**EXERCISE OBJECTIVE**: All of the material below is to be returned exactly.

━━━━━ SUPPLIED INFORMATION ━━━━━

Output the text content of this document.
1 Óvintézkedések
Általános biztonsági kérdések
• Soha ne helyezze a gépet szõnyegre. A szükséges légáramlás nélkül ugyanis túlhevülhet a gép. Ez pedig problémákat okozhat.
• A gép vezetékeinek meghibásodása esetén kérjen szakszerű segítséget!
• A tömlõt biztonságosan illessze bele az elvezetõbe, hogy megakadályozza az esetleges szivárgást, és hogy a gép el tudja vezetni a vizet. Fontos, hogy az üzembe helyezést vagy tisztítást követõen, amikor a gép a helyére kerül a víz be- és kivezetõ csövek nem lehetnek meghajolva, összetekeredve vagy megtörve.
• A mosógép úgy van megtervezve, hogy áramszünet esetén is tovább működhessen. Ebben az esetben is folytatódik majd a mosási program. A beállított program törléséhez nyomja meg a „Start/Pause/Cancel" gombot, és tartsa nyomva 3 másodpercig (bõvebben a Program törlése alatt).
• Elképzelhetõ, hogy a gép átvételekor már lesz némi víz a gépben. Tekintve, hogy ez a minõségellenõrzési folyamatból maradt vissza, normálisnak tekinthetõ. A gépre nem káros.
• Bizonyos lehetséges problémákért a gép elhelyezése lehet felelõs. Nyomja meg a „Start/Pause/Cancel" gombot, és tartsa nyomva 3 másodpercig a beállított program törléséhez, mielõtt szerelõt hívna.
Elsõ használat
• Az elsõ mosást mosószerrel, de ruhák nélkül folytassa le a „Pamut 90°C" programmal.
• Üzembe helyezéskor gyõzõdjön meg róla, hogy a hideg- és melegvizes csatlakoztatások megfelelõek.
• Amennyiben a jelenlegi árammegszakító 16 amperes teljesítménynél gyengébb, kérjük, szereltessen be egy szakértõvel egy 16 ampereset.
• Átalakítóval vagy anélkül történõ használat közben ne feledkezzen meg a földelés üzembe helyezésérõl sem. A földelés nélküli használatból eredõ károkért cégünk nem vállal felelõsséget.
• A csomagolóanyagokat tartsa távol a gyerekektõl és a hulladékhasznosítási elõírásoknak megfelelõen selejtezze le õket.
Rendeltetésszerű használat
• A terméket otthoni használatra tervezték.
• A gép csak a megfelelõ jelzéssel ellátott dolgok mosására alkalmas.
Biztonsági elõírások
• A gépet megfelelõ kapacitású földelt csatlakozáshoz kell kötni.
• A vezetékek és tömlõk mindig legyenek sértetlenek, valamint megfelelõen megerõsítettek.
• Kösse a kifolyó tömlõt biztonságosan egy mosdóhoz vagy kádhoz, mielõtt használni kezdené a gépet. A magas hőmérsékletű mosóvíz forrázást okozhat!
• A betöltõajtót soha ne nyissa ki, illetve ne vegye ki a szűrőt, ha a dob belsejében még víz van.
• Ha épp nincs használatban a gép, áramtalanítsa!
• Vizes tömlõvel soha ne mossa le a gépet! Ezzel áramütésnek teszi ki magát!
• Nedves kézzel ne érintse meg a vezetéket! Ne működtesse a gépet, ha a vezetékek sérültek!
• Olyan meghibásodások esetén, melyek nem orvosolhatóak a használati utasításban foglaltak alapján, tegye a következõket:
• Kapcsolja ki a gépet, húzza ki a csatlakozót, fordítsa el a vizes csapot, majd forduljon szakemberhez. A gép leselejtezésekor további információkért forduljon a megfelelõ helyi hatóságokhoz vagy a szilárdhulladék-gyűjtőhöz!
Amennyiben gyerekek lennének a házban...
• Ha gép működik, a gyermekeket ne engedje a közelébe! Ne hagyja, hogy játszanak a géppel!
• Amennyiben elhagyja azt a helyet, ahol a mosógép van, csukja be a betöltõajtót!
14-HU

━━━━━

**EXERCISE OUTPUT**:
Output the text content of this document.
1 Óvintézkedések
Általános biztonsági kérdések
• Soha ne helyezze a gépet szõnyegre. A szükséges légáramlás nélkül ugyanis túlhevülhet a gép. Ez pedig problémákat okozhat.
• A gép vezetékeinek meghibásodása esetén kérjen szakszerű segítséget!
• A tömlõt biztonságosan illessze bele az elvezetõbe, hogy megakadályozza az esetleges szivárgást, és hogy a gép el tudja vezetni a vizet. Fontos, hogy az üzembe helyezést vagy tisztítást követõen, amikor a gép a helyére kerül a víz be- és kivezetõ csövek nem lehetnek meghajolva, összetekeredve vagy megtörve.
• A mosógép úgy van megtervezve, hogy áramszünet esetén is tovább működhessen. Ebben az esetben is folytatódik majd a mosási program. A beállított program törléséhez nyomja meg a „Start/Pause/Cancel" gombot, és tartsa nyomva 3 másodpercig (bõvebben a Program törlése alatt).
• Elképzelhetõ, hogy a gép átvételekor már lesz némi víz a gépben. Tekintve, hogy ez a minõségellenõrzési folyamatból maradt vissza, normálisnak tekinthetõ. A gépre nem káros.
• Bizonyos lehetséges problémákért a gép elhelyezése lehet felelõs. Nyomja meg a „Start/Pause/Cancel" gombot, és tartsa nyomva 3 másodpercig a beállított program törléséhez, mielõtt szerelõt hívna.
Elsõ használat
• Az elsõ mosást mosószerrel, de ruhák nélkül folytassa le a „Pamut 90°C" programmal.
• Üzembe helyezéskor gyõzõdjön meg róla, hogy a hideg- és melegvizes csatlakoztatások megfelelõek.
• Amennyiben a jelenlegi árammegszakító 16 amperes teljesítménynél gyengébb, kérjük, szereltessen be egy szakértõvel egy 16 ampereset.
• Átalakítóval vagy anélkül történõ használat közben ne feledkezzen meg a földelés üzembe helyezésérõl sem. A földelés nélküli használatból eredõ károkért cégünk nem vállal felelõsséget.
• A csomagolóanyagokat tartsa távol a gyerekektõl és a hulladékhasznosítási elõírásoknak megfelelõen selejtezze le õket.
Rendeltetésszerű használat
• A terméket otthoni használatra tervezték.
• A gép csak a megfelelõ jelzéssel ellátott dolgok mosására alkalmas.
Biztonsági elõírások
• A gépet megfelelõ kapacitású földelt csatlakozáshoz kell kötni.
• A vezetékek és tömlõk mindig legyenek sértetlenek, valamint megfelelõen megerõsítettek.
• Kösse a kifolyó tömlõt biztonságosan egy mosdóhoz vagy kádhoz, mielõtt használni kezdené a gépet. A magas hőmérsékletű mosóvíz forrázást okozhat!
• A betöltõajtót soha ne nyissa ki, illetve ne vegye ki a szűrőt, ha a dob belsejében még víz van.
• Ha épp nincs használatban a gép, áramtalanítsa!
• Vizes tömlõvel soha ne mossa le a gépet! Ezzel áramütésnek teszi ki magát!
• Nedves kézzel ne érintse meg a vezetéket! Ne működtesse a gépet, ha a vezetékek sérültek!
• Olyan meghibásodások esetén, melyek nem orvosolhatóak a használati utasításban foglaltak alapján, tegye a következõket:
• Kapcsolja ki a gépet, húzza ki a csatlakozót, fordítsa el a vizes csapot, majd forduljon szakemberhez. A gép leselejtezésekor további információkért forduljon a megfelelõ helyi hatóságokhoz vagy a szilárdhulladék-gyűjtőhöz!
Amennyiben gyerekek lennének a házban...
• Ha gép működik, a gyermekeket ne engedje a közelébe! Ne hagyja, hogy játszanak a géppel!
• Amennyiben elhagyja azt a helyet, ahol a mosógép van, csukja be a betöltõajtót!
14-HU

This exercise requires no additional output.